AIM OF THE TASK:
Can you repeat, word for word, the lines from the one containing "sec1-event-text: べっぷ♨フロマラソン(市内42湯を巡るラリーです) —" through the one containing "sec2-heading-rest: 餅ヶ浜温泉(旧暦3月21日) —", including both of those lines?

Collection entries:

______

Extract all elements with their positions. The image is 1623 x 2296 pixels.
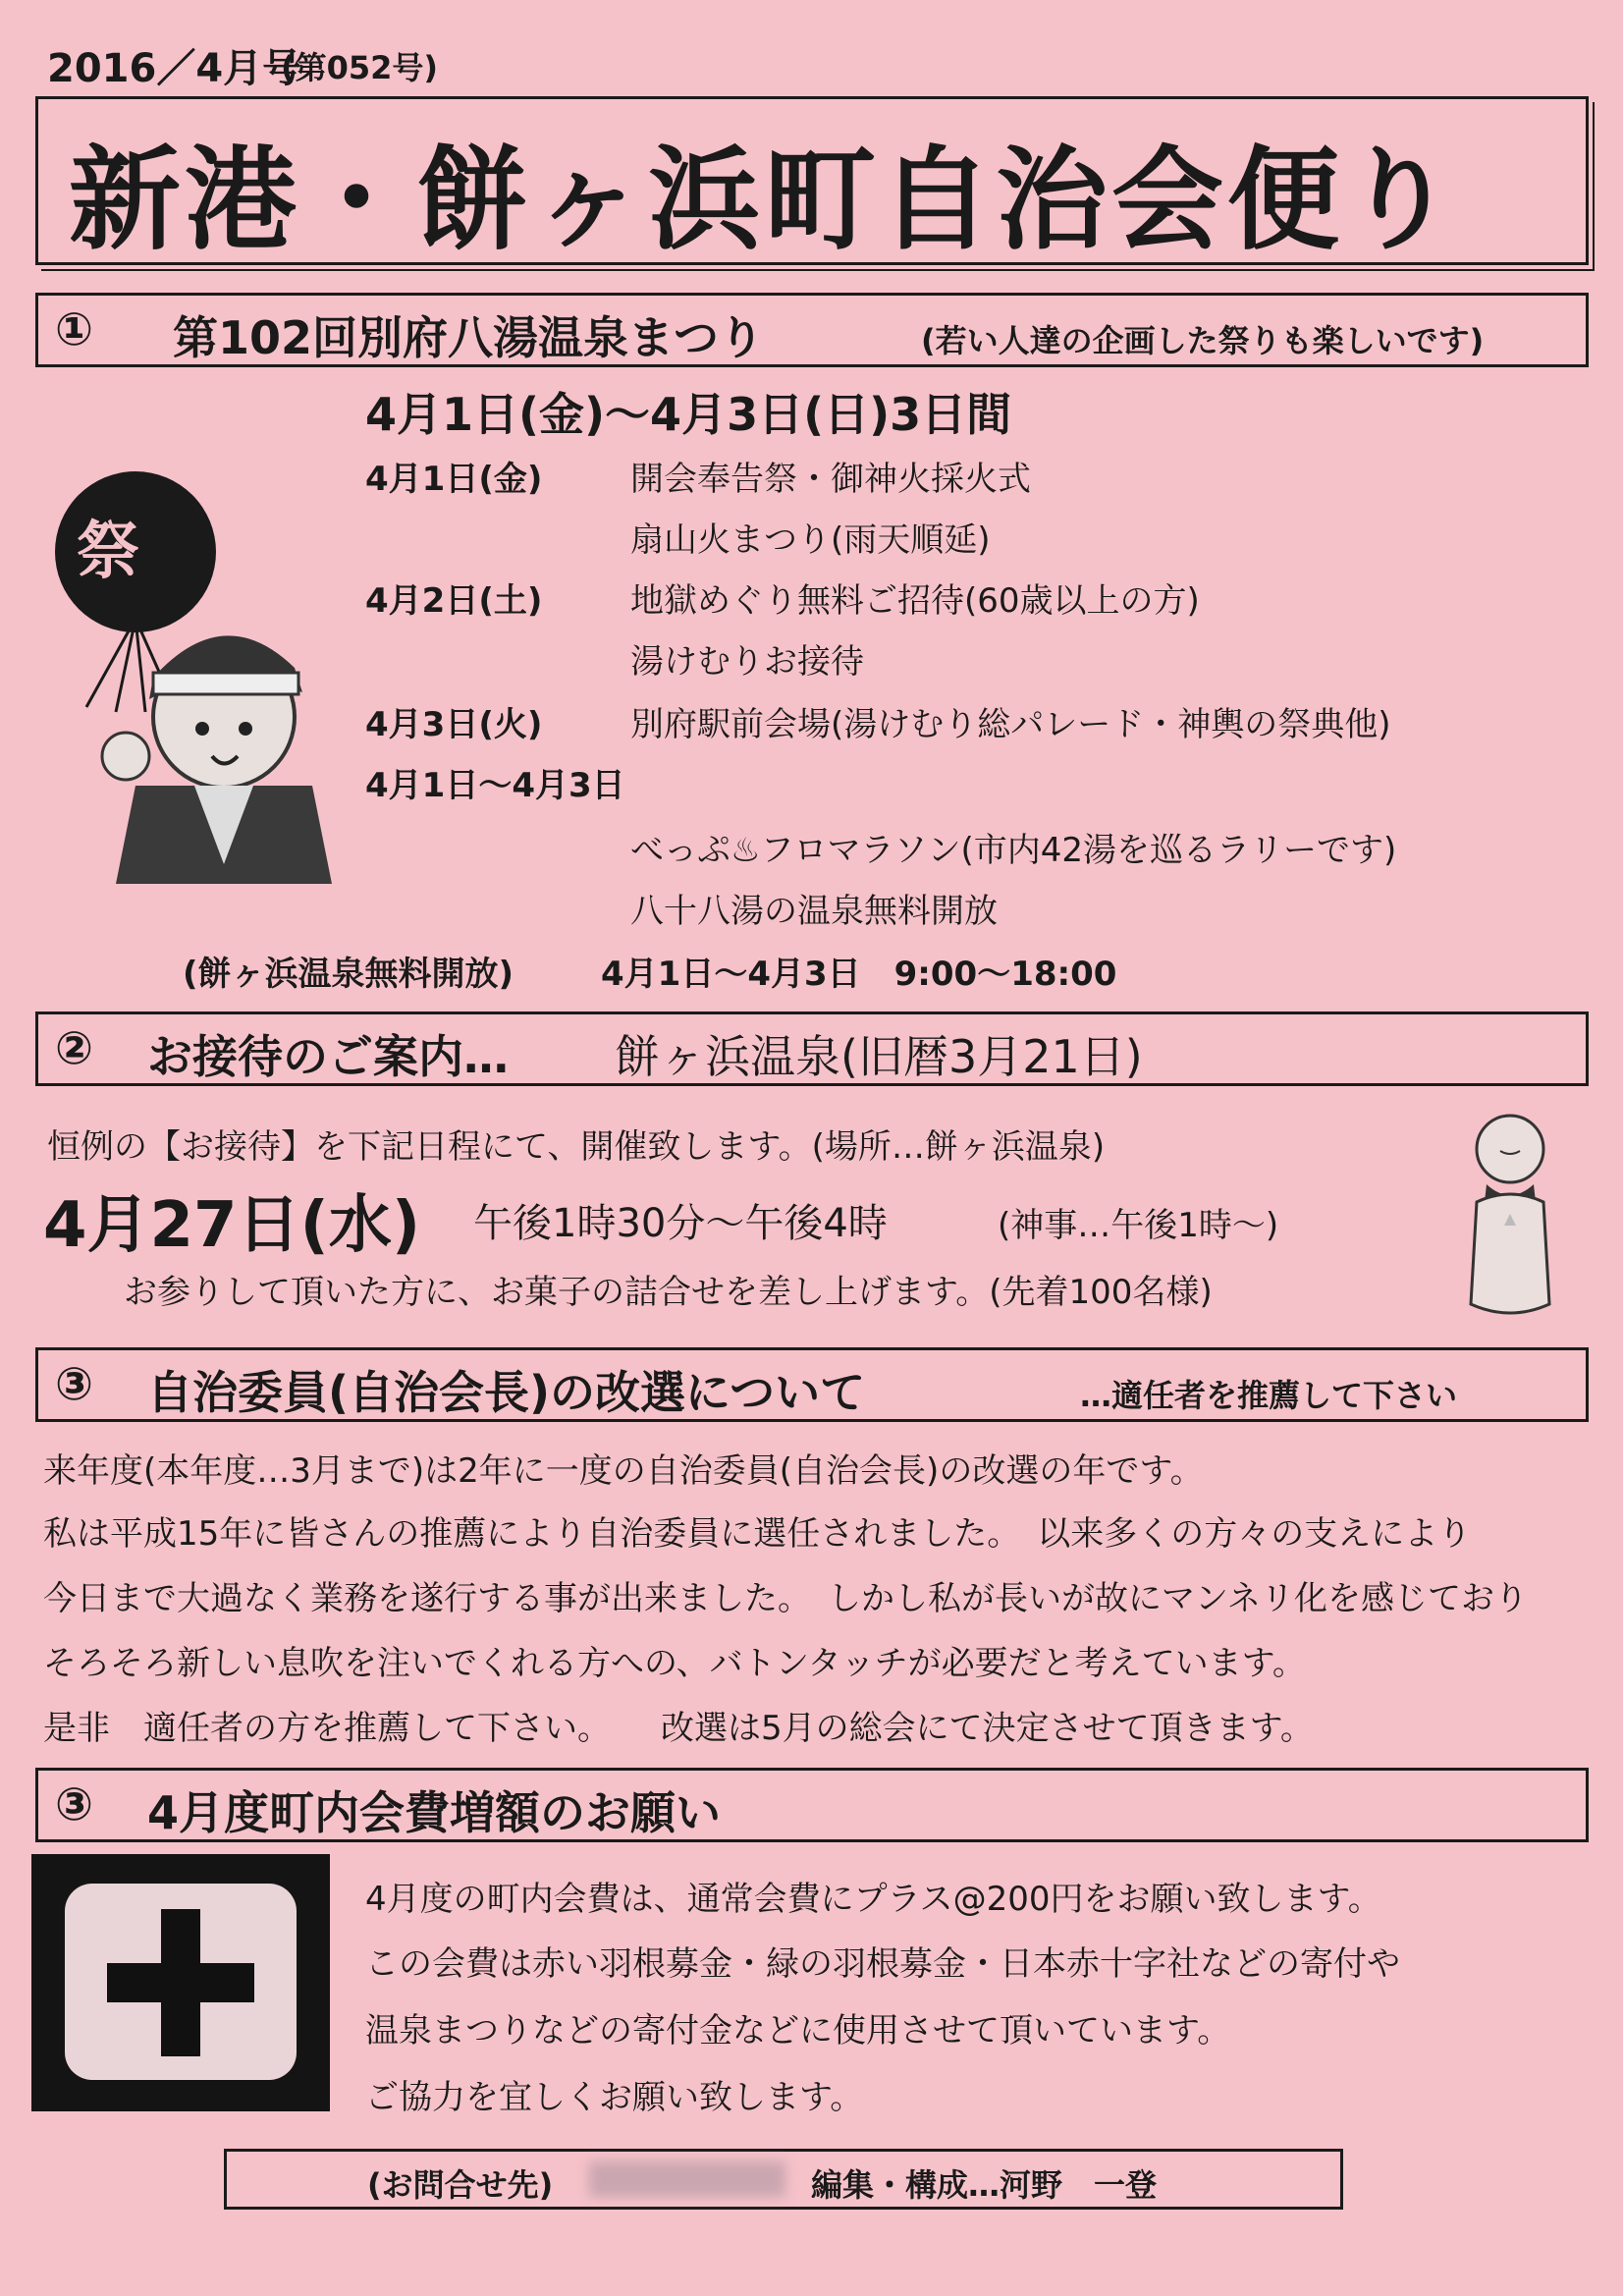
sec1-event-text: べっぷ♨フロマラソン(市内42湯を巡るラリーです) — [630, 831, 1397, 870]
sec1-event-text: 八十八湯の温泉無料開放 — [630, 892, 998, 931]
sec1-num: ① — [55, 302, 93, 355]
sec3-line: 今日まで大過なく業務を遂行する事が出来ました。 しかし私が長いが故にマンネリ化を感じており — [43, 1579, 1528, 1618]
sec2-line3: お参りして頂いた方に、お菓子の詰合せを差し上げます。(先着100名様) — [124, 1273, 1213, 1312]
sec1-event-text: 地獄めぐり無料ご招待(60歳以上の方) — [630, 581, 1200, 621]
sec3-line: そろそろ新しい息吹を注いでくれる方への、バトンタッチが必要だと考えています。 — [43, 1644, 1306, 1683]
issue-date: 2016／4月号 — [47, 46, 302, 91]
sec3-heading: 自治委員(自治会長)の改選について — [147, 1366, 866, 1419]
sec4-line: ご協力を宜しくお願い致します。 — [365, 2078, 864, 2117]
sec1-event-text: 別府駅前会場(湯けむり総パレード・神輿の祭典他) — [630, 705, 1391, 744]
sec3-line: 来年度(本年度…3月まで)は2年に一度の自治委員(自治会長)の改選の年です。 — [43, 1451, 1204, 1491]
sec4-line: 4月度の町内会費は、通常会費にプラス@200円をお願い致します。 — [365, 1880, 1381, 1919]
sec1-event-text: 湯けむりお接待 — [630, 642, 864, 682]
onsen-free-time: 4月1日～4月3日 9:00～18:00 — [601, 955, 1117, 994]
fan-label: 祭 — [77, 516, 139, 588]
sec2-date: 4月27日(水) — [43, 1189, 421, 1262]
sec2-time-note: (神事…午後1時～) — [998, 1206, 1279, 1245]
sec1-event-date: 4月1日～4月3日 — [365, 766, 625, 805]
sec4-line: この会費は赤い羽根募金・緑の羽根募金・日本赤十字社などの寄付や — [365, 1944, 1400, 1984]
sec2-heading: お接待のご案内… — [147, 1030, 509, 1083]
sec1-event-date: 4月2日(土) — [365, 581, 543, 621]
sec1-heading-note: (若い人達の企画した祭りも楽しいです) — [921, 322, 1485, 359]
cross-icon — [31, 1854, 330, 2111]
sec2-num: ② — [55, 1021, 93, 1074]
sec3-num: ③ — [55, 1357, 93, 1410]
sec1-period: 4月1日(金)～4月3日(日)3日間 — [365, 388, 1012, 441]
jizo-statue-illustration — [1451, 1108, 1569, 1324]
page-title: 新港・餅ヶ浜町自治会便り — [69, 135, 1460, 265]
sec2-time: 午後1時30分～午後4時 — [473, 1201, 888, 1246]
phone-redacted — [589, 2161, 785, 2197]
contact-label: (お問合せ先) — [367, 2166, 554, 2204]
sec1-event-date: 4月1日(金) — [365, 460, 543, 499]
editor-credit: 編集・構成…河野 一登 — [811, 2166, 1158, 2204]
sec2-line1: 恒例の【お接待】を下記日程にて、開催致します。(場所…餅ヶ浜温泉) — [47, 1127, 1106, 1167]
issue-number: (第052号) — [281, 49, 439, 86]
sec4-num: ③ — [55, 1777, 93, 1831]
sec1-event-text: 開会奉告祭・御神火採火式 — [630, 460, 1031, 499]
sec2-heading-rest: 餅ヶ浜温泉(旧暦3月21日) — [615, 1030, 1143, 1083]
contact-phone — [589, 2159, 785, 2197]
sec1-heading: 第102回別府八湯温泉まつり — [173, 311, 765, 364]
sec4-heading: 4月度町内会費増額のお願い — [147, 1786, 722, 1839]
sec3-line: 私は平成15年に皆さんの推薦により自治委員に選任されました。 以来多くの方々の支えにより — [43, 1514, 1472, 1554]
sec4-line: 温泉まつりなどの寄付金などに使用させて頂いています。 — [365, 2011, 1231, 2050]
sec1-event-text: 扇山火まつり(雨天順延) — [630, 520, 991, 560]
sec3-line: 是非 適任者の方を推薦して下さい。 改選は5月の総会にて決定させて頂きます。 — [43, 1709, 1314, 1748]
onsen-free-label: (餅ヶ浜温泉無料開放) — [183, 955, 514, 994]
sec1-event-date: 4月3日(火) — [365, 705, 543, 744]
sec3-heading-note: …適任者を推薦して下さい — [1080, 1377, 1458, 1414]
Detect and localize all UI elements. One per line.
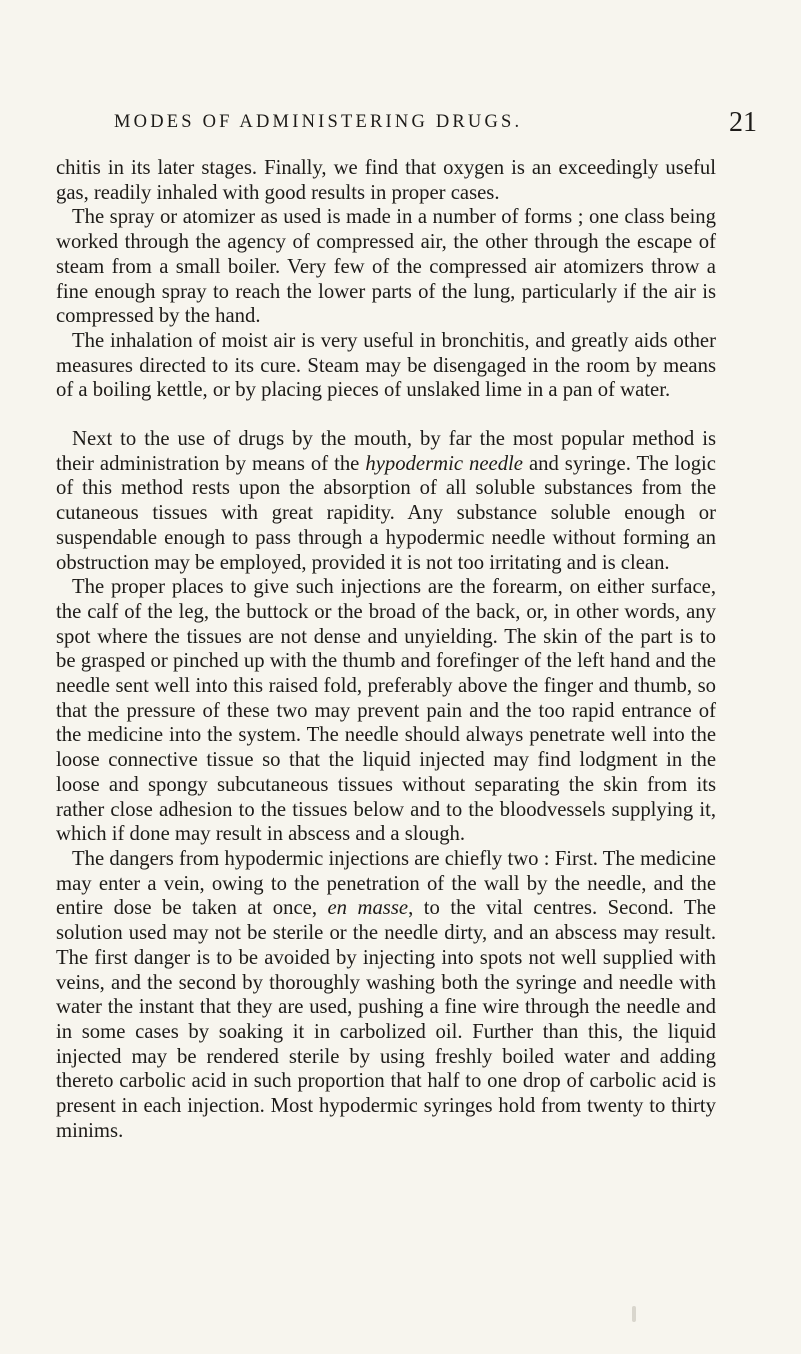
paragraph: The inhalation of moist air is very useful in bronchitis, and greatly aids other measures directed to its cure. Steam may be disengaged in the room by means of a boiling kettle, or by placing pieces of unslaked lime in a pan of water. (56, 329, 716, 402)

______

WRITTEN ANSWER:
sec1-event-text: べっぷ♨フロマラソン(市内42湯を巡るラリーです) — [630, 831, 1397, 870]
sec1-event-text: 八十八湯の温泉無料開放 — [630, 892, 998, 931]
sec1-num: ① — [55, 302, 93, 355]
sec3-line: 今日まで大過なく業務を遂行する事が出来ました。 しかし私が長いが故にマンネリ化を感じており — [43, 1579, 1528, 1618]
sec2-line3: お参りして頂いた方に、お菓子の詰合せを差し上げます。(先着100名様) — [124, 1273, 1213, 1312]
sec1-event-text: 地獄めぐり無料ご招待(60歳以上の方) — [630, 581, 1200, 621]
sec3-line: そろそろ新しい息吹を注いでくれる方への、バトンタッチが必要だと考えています。 — [43, 1644, 1306, 1683]
issue-date: 2016／4月号 — [47, 46, 302, 91]
sec3-heading: 自治委員(自治会長)の改選について — [147, 1366, 866, 1419]
sec4-line: ご協力を宜しくお願い致します。 — [365, 2078, 864, 2117]
sec1-event-text: 別府駅前会場(湯けむり総パレード・神輿の祭典他) — [630, 705, 1391, 744]
sec3-line: 来年度(本年度…3月まで)は2年に一度の自治委員(自治会長)の改選の年です。 — [43, 1451, 1204, 1491]
sec4-line: 4月度の町内会費は、通常会費にプラス@200円をお願い致します。 — [365, 1880, 1381, 1919]
sec1-event-text: 湯けむりお接待 — [630, 642, 864, 682]
onsen-free-time: 4月1日～4月3日 9:00～18:00 — [601, 955, 1117, 994]
fan-label: 祭 — [77, 516, 139, 588]
sec2-date: 4月27日(水) — [43, 1189, 421, 1262]
sec2-time-note: (神事…午後1時～) — [998, 1206, 1279, 1245]
sec1-event-date: 4月1日～4月3日 — [365, 766, 625, 805]
sec4-line: この会費は赤い羽根募金・緑の羽根募金・日本赤十字社などの寄付や — [365, 1944, 1400, 1984]
sec2-heading: お接待のご案内… — [147, 1030, 509, 1083]
sec1-event-date: 4月2日(土) — [365, 581, 543, 621]
sec1-heading-note: (若い人達の企画した祭りも楽しいです) — [921, 322, 1485, 359]
cross-icon — [31, 1854, 330, 2111]
sec2-num: ② — [55, 1021, 93, 1074]
sec3-num: ③ — [55, 1357, 93, 1410]
sec1-period: 4月1日(金)～4月3日(日)3日間 — [365, 388, 1012, 441]
jizo-statue-illustration — [1451, 1108, 1569, 1324]
page-title: 新港・餅ヶ浜町自治会便り — [69, 135, 1460, 265]
sec2-time: 午後1時30分～午後4時 — [473, 1201, 888, 1246]
phone-redacted — [589, 2161, 785, 2197]
contact-label: (お問合せ先) — [367, 2166, 554, 2204]
sec1-event-date: 4月1日(金) — [365, 460, 543, 499]
editor-credit: 編集・構成…河野 一登 — [811, 2166, 1158, 2204]
sec2-line1: 恒例の【お接待】を下記日程にて、開催致します。(場所…餅ヶ浜温泉) — [47, 1127, 1106, 1167]
issue-number: (第052号) — [281, 49, 439, 86]
sec4-num: ③ — [55, 1777, 93, 1831]
sec1-event-text: 開会奉告祭・御神火採火式 — [630, 460, 1031, 499]
sec2-heading-rest: 餅ヶ浜温泉(旧暦3月21日) — [615, 1030, 1143, 1083]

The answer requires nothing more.